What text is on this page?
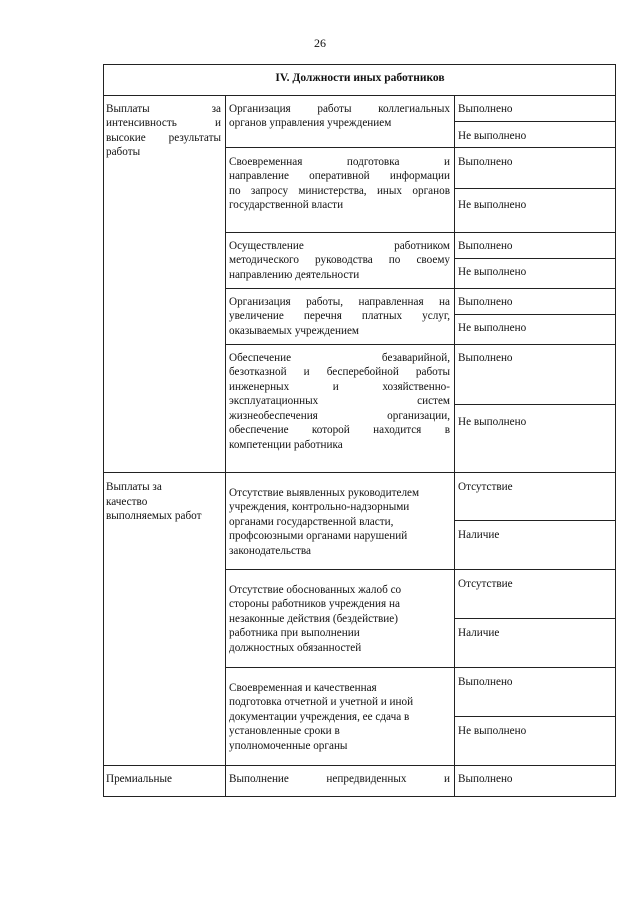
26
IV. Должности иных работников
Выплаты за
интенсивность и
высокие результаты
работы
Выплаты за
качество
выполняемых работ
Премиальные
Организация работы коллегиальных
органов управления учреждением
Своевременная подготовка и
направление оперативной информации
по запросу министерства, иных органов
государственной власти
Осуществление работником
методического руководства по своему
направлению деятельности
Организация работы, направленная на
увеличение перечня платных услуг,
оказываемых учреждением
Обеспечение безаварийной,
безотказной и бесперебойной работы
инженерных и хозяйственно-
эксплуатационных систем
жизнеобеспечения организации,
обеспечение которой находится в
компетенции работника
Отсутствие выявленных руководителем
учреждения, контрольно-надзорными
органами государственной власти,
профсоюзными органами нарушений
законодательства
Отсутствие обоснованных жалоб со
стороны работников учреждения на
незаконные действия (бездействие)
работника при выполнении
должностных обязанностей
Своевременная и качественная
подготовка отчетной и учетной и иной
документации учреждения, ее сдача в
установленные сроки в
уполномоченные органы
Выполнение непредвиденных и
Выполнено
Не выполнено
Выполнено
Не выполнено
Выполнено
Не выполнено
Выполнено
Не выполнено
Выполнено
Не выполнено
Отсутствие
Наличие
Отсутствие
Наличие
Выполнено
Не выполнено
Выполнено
====
● Your task: Extract each line from the entries above that contains the string "органами".

● Correct result:
органами государственной власти,
профсоюзными органами нарушений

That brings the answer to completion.